* REQUEST
Leave out the pictures and repeat every record exactly.
** START MATERIAL TO PROCESS **
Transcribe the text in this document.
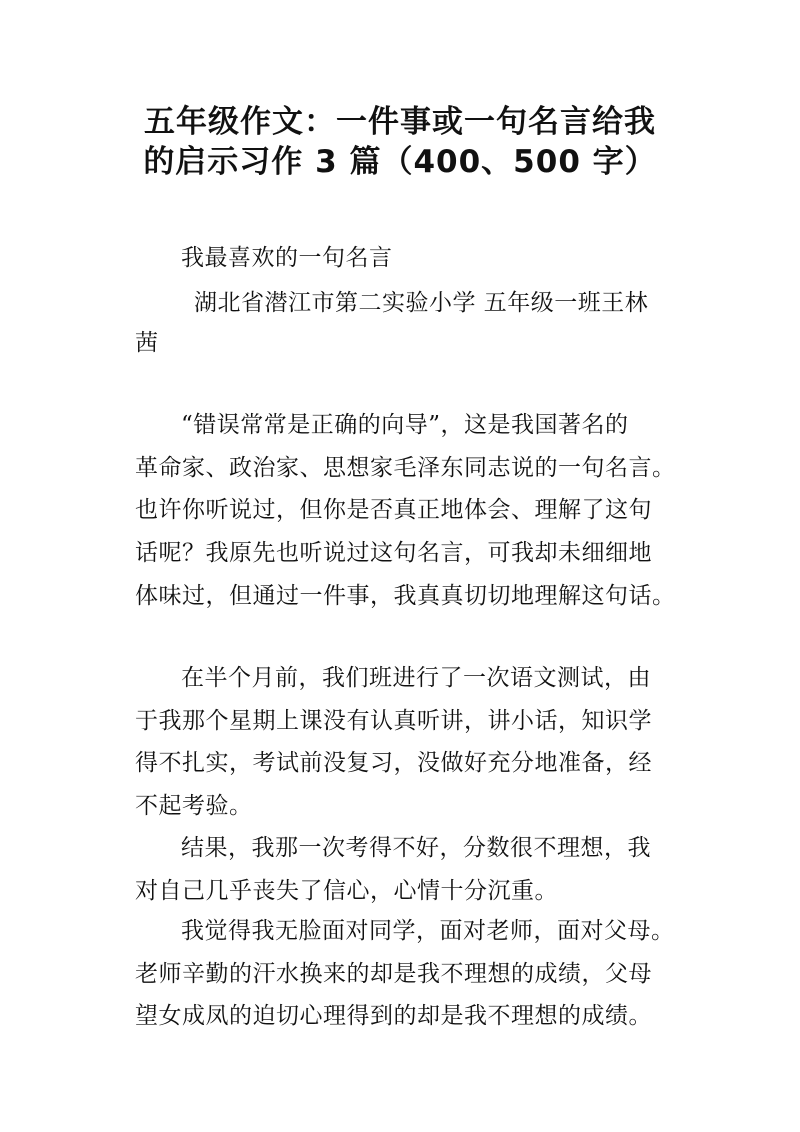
五年级作文：一件事或一句名言给我
的启示习作 3 篇（400、500 字）
我最喜欢的一句名言
湖北省潜江市第二实验小学 五年级一班王林
茜
“错误常常是正确的向导”，这是我国著名的
革命家、政治家、思想家毛泽东同志说的一句名言。
也许你听说过，但你是否真正地体会、理解了这句
话呢？我原先也听说过这句名言，可我却未细细地
体味过，但通过一件事，我真真切切地理解这句话。
在半个月前，我们班进行了一次语文测试，由
于我那个星期上课没有认真听讲，讲小话，知识学
得不扎实，考试前没复习，没做好充分地准备，经
不起考验。
结果，我那一次考得不好，分数很不理想，我
对自己几乎丧失了信心，心情十分沉重。
我觉得我无脸面对同学，面对老师，面对父母。
老师辛勤的汗水换来的却是我不理想的成绩，父母
望女成凤的迫切心理得到的却是我不理想的成绩。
** END MATERIAL TO PROCESS **
* OUTPUT FOR THIS TASK
Transcribe the text in this document.
五年级作文：一件事或一句名言给我
的启示习作 3 篇（400、500 字）
我最喜欢的一句名言
湖北省潜江市第二实验小学 五年级一班王林
茜
“错误常常是正确的向导”，这是我国著名的
革命家、政治家、思想家毛泽东同志说的一句名言。
也许你听说过，但你是否真正地体会、理解了这句
话呢？我原先也听说过这句名言，可我却未细细地
体味过，但通过一件事，我真真切切地理解这句话。
在半个月前，我们班进行了一次语文测试，由
于我那个星期上课没有认真听讲，讲小话，知识学
得不扎实，考试前没复习，没做好充分地准备，经
不起考验。
结果，我那一次考得不好，分数很不理想，我
对自己几乎丧失了信心，心情十分沉重。
我觉得我无脸面对同学，面对老师，面对父母。
老师辛勤的汗水换来的却是我不理想的成绩，父母
望女成凤的迫切心理得到的却是我不理想的成绩。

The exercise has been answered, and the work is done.